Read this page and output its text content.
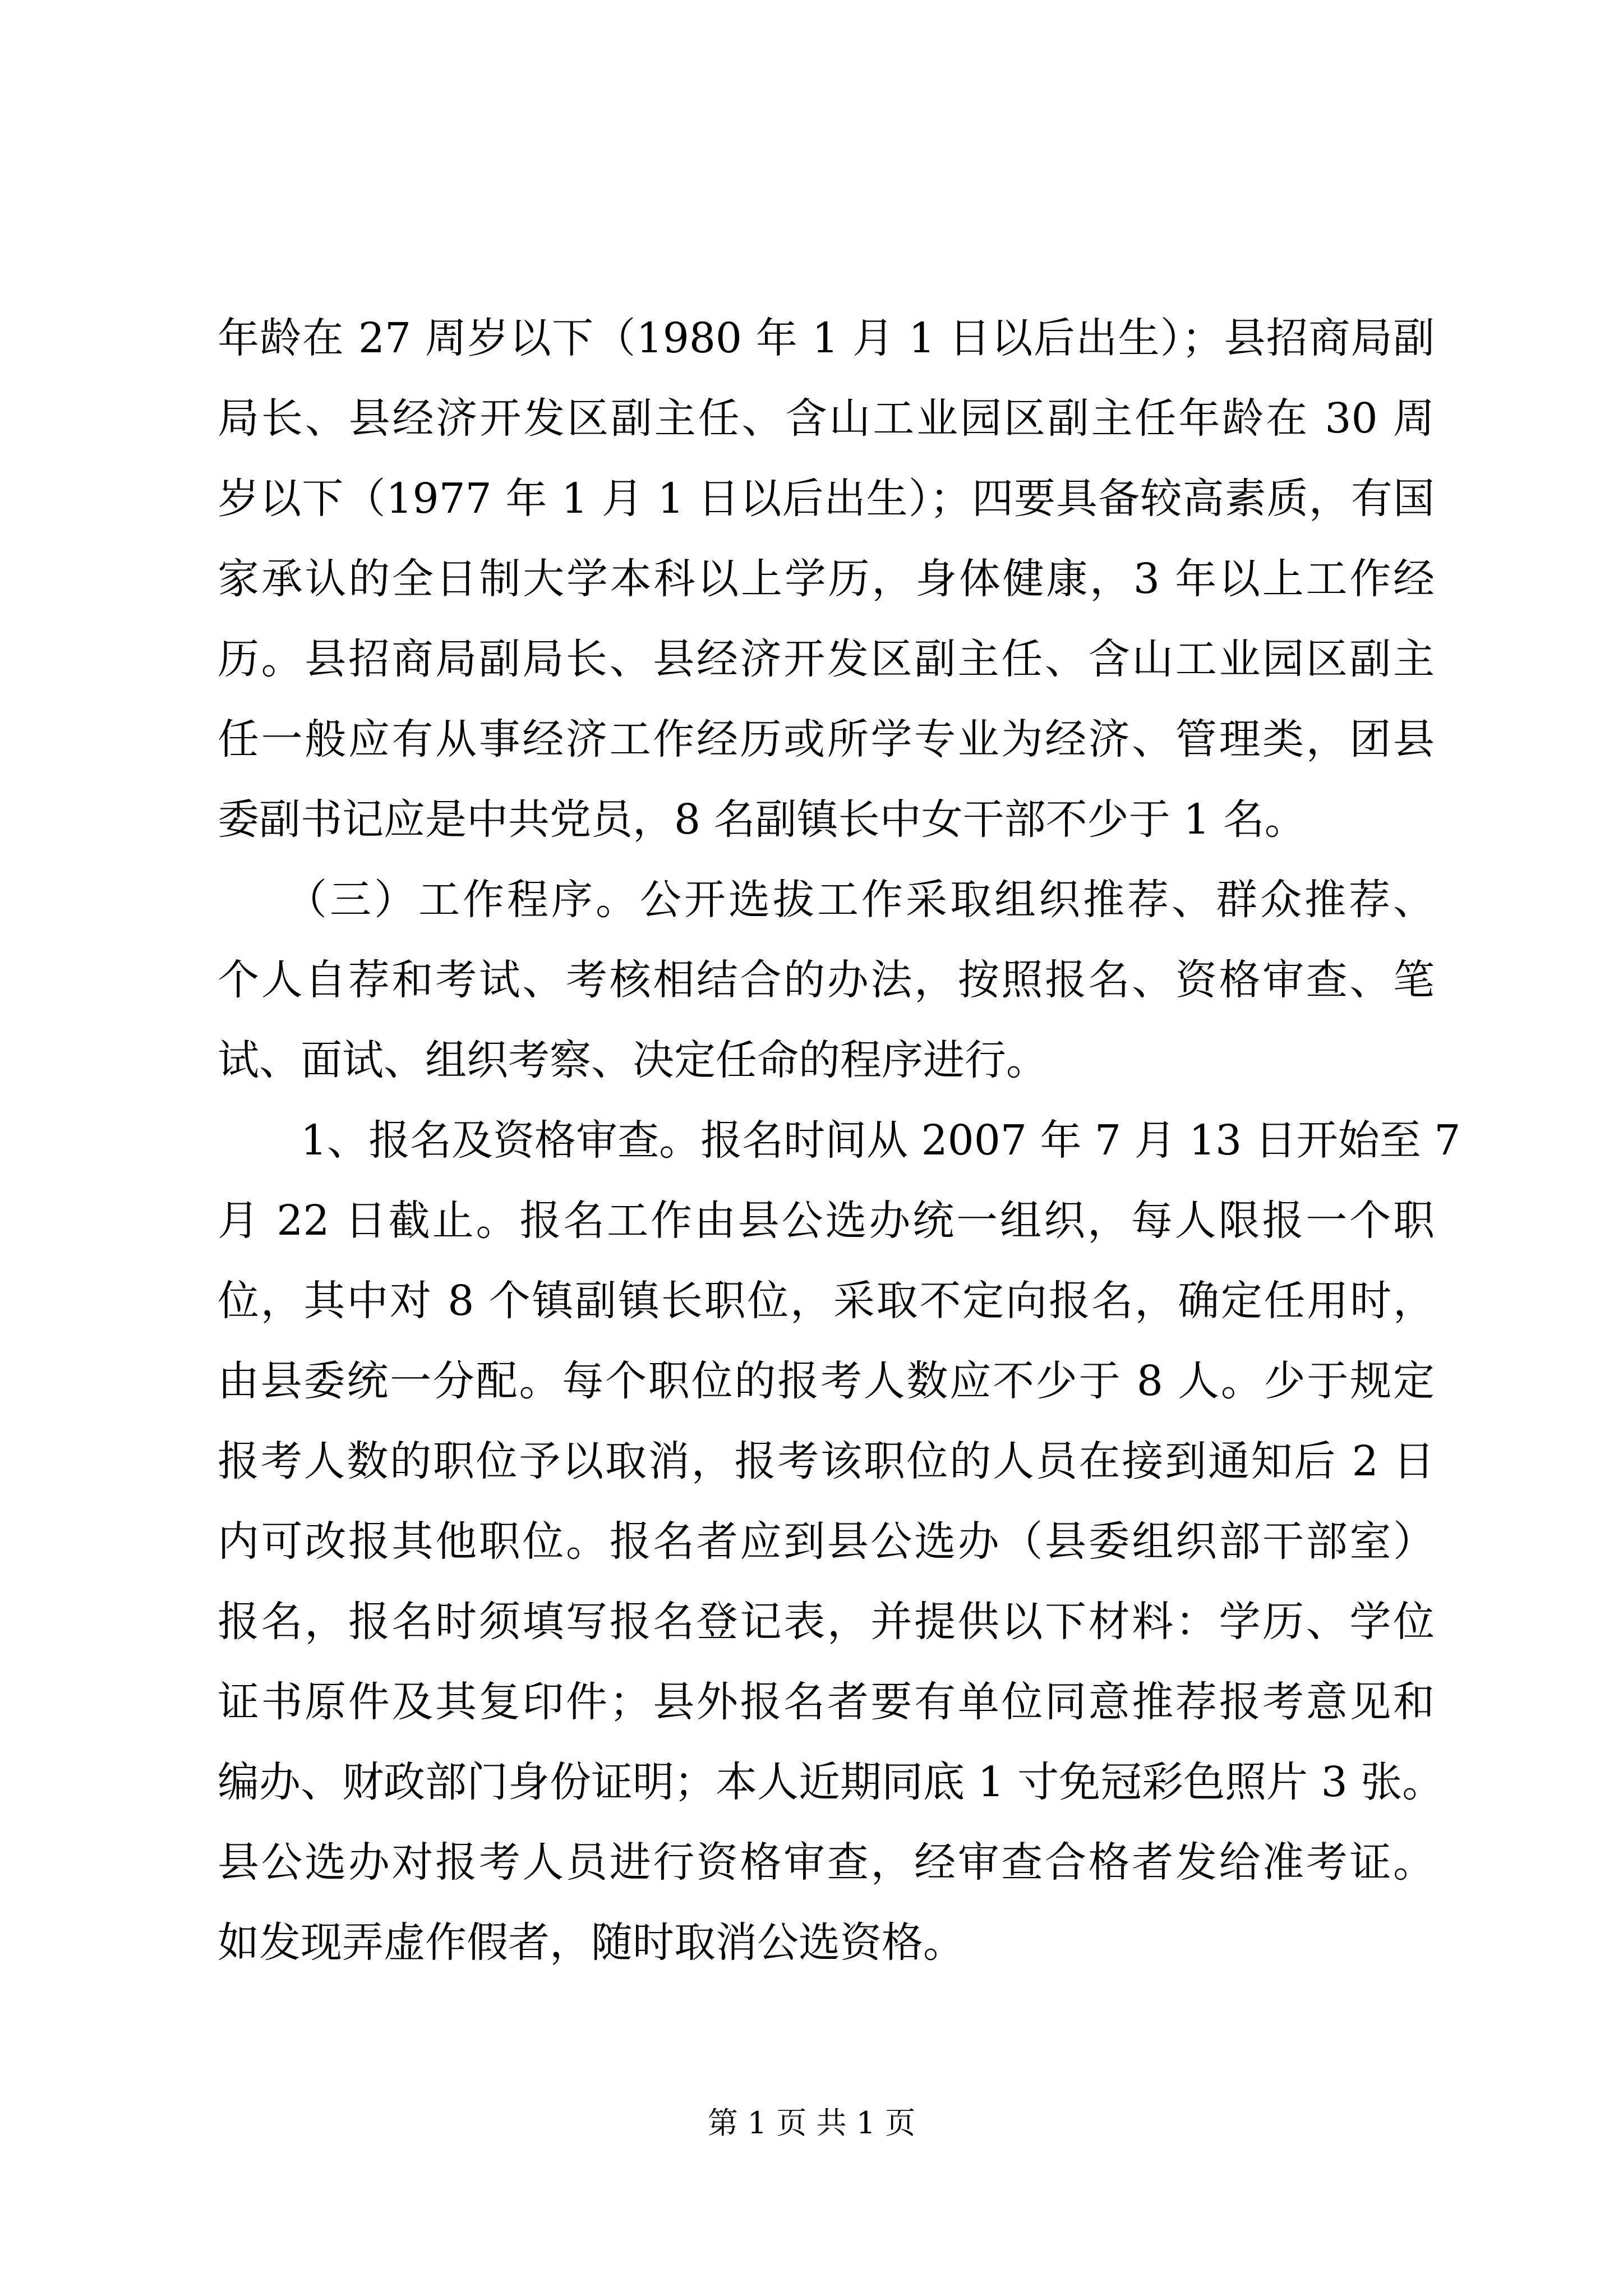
年龄在 27 周岁以下（1980 年 1 月 1 日以后出生）；县招商局副
局长、县经济开发区副主任、含山工业园区副主任年龄在 30 周
岁以下（1977 年 1 月 1 日以后出生）；四要具备较高素质，有国
家承认的全日制大学本科以上学历，身体健康，3 年以上工作经
历。县招商局副局长、县经济开发区副主任、含山工业园区副主
任一般应有从事经济工作经历或所学专业为经济、管理类，团县
委副书记应是中共党员，8 名副镇长中女干部不少于 1 名。
　　（三）工作程序。公开选拔工作采取组织推荐、群众推荐、
个人自荐和考试、考核相结合的办法，按照报名、资格审查、笔
试、面试、组织考察、决定任命的程序进行。
　　1、报名及资格审查。报名时间从 2007 年 7 月 13 日开始至 7
月 22 日截止。报名工作由县公选办统一组织，每人限报一个职
位，其中对 8 个镇副镇长职位，采取不定向报名，确定任用时，
由县委统一分配。每个职位的报考人数应不少于 8 人。少于规定
报考人数的职位予以取消，报考该职位的人员在接到通知后 2 日
内可改报其他职位。报名者应到县公选办（县委组织部干部室）
报名，报名时须填写报名登记表，并提供以下材料：学历、学位
证书原件及其复印件；县外报名者要有单位同意推荐报考意见和
编办、财政部门身份证明；本人近期同底 1 寸免冠彩色照片 3 张。
县公选办对报考人员进行资格审查，经审查合格者发给准考证。
如发现弄虚作假者，随时取消公选资格。
第 1 页 共 1 页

====================

_What is asked_
Every entry above should be duplicated exactly. Do not include the images.

_Full output_
Read this page and output its text content.
年龄在 27 周岁以下（1980 年 1 月 1 日以后出生）；县招商局副
局长、县经济开发区副主任、含山工业园区副主任年龄在 30 周
岁以下（1977 年 1 月 1 日以后出生）；四要具备较高素质，有国
家承认的全日制大学本科以上学历，身体健康，3 年以上工作经
历。县招商局副局长、县经济开发区副主任、含山工业园区副主
任一般应有从事经济工作经历或所学专业为经济、管理类，团县
委副书记应是中共党员，8 名副镇长中女干部不少于 1 名。
　　（三）工作程序。公开选拔工作采取组织推荐、群众推荐、
个人自荐和考试、考核相结合的办法，按照报名、资格审查、笔
试、面试、组织考察、决定任命的程序进行。
　　1、报名及资格审查。报名时间从 2007 年 7 月 13 日开始至 7
月 22 日截止。报名工作由县公选办统一组织，每人限报一个职
位，其中对 8 个镇副镇长职位，采取不定向报名，确定任用时，
由县委统一分配。每个职位的报考人数应不少于 8 人。少于规定
报考人数的职位予以取消，报考该职位的人员在接到通知后 2 日
内可改报其他职位。报名者应到县公选办（县委组织部干部室）
报名，报名时须填写报名登记表，并提供以下材料：学历、学位
证书原件及其复印件；县外报名者要有单位同意推荐报考意见和
编办、财政部门身份证明；本人近期同底 1 寸免冠彩色照片 3 张。
县公选办对报考人员进行资格审查，经审查合格者发给准考证。
如发现弄虚作假者，随时取消公选资格。
第 1 页 共 1 页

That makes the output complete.